## START

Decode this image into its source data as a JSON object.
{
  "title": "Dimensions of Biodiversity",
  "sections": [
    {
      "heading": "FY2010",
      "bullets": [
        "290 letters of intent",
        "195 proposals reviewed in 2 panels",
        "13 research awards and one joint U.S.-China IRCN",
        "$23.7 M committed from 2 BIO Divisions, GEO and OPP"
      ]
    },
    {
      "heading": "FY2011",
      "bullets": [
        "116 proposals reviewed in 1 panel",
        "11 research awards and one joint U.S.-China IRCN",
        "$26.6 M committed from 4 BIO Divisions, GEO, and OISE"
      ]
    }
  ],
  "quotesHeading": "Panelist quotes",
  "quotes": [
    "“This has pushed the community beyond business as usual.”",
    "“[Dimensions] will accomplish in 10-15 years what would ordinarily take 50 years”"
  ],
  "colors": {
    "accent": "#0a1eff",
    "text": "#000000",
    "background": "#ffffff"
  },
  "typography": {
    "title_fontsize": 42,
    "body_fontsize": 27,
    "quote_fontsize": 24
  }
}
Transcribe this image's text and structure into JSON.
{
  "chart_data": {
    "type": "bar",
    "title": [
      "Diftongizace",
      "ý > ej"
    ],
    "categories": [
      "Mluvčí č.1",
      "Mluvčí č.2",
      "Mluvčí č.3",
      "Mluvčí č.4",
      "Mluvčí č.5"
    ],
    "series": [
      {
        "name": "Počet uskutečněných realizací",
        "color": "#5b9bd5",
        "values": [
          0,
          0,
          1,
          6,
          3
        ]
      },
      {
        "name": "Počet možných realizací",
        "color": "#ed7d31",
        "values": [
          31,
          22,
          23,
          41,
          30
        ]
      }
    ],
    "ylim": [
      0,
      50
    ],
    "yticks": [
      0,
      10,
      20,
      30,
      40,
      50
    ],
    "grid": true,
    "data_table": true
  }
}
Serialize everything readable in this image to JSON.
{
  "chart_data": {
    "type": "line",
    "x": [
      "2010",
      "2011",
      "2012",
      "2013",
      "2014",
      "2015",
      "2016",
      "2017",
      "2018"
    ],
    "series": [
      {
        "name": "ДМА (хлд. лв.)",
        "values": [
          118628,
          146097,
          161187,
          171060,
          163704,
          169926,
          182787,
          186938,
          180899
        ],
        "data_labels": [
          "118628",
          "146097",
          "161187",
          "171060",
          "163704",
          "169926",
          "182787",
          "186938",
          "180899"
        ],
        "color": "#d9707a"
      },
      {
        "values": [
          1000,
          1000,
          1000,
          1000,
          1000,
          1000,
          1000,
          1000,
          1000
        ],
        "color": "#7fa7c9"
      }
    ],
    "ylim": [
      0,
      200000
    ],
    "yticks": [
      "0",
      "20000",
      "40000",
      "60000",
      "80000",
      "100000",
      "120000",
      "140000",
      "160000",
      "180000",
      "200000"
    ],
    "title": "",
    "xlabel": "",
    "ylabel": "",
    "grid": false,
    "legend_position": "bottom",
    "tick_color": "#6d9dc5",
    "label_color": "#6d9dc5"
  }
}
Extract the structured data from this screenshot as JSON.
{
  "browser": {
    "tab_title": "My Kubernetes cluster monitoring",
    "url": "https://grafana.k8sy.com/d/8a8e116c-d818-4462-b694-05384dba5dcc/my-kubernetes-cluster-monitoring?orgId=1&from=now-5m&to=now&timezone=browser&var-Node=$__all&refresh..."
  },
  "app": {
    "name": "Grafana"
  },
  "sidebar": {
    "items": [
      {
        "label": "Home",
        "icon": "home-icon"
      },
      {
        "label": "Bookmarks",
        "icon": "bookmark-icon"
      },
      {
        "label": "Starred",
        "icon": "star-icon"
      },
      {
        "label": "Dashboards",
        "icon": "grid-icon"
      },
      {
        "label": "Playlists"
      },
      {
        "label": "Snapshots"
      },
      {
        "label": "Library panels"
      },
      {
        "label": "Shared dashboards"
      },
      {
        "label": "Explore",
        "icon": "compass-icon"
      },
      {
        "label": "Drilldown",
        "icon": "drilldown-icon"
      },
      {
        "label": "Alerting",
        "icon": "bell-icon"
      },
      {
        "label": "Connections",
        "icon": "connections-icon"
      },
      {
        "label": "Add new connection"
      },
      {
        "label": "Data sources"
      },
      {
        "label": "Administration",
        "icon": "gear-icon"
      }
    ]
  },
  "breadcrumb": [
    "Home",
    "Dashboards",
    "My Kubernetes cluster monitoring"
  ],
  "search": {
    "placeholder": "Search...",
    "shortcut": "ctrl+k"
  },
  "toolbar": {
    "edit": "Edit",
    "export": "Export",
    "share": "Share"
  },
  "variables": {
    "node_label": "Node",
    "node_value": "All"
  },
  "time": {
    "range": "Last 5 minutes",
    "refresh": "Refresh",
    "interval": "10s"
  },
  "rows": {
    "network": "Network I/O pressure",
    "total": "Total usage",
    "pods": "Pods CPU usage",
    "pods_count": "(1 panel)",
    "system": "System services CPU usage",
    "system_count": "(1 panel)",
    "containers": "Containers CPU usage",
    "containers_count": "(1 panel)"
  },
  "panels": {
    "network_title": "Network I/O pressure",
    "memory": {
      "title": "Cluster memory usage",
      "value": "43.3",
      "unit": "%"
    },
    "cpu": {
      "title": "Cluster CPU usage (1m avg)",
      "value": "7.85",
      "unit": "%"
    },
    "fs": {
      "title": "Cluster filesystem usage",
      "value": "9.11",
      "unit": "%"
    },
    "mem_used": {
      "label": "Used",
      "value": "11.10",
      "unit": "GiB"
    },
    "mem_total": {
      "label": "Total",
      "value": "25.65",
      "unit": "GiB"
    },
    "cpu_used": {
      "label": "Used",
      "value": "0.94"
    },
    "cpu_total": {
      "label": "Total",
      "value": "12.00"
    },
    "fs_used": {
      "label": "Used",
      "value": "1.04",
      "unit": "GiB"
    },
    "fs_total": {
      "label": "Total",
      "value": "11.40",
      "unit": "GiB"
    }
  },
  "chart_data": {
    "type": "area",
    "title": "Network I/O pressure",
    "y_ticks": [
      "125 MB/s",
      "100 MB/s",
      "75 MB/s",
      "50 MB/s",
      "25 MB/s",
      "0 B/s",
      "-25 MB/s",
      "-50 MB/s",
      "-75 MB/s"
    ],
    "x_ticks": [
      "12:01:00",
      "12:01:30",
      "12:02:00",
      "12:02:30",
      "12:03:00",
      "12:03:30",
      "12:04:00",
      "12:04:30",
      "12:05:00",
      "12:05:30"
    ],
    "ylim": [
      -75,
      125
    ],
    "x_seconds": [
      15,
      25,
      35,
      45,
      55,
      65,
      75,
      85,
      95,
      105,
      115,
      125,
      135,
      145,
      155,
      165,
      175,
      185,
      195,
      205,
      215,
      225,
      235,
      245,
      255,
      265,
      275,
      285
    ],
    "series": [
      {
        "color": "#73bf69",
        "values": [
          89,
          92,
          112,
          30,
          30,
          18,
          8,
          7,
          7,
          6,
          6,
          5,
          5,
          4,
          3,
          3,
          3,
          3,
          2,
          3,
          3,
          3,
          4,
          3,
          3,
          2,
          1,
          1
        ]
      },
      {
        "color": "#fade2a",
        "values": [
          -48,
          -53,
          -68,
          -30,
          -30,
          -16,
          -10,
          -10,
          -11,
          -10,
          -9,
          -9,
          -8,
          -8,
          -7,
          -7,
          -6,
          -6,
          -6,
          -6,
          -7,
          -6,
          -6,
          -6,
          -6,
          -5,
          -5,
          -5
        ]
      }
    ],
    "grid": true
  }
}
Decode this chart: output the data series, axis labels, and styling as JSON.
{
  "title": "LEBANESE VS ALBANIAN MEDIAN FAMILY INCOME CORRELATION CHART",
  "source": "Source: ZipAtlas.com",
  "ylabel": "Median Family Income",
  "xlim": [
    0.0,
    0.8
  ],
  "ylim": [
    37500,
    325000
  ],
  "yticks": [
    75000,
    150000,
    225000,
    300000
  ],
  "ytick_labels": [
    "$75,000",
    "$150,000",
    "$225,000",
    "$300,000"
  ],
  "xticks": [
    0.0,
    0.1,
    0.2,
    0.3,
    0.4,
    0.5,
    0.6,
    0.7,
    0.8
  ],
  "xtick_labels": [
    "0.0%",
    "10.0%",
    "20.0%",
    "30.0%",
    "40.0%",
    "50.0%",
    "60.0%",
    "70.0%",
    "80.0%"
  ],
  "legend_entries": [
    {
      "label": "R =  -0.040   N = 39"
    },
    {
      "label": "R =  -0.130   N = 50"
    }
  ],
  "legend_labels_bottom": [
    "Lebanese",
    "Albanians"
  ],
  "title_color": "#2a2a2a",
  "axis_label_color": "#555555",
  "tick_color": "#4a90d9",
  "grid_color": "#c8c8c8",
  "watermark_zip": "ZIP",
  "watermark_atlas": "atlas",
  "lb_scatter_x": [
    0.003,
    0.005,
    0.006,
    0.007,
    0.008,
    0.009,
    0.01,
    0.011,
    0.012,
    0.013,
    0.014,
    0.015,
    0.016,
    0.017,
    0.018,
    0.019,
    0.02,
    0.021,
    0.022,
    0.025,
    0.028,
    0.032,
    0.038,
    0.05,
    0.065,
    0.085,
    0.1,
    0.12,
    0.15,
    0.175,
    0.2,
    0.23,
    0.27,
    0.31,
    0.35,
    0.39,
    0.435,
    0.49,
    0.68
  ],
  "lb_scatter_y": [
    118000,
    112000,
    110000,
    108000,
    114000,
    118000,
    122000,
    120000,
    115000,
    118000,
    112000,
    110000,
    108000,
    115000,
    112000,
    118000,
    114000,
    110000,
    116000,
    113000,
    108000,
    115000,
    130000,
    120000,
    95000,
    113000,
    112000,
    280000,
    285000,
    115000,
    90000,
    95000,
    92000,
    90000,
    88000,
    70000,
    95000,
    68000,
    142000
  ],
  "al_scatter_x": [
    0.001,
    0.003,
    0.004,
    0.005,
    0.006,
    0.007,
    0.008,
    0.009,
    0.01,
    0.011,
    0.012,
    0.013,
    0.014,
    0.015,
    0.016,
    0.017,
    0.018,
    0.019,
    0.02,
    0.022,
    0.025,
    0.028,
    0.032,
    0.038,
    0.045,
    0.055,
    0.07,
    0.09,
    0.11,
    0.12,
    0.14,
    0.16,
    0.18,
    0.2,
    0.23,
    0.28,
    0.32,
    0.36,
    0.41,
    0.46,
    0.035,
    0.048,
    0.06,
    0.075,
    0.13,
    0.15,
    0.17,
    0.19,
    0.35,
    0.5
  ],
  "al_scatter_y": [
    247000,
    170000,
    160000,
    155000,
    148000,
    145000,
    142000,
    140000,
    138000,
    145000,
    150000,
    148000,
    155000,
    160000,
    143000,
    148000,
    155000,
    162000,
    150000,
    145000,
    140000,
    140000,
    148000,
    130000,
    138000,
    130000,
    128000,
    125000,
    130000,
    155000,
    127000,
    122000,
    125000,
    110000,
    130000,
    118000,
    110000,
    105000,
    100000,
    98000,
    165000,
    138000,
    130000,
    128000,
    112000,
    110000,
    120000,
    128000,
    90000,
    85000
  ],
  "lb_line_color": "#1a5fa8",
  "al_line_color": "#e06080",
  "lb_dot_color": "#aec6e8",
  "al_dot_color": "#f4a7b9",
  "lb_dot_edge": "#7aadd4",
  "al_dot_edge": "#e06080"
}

## END

Copy every line above in which the string "icon" shows up.

        "icon": "home-icon"
        "icon": "bookmark-icon"
        "icon": "star-icon"
        "icon": "grid-icon"
        "icon": "compass-icon"
        "icon": "drilldown-icon"
        "icon": "bell-icon"
        "icon": "connections-icon"
        "icon": "gear-icon"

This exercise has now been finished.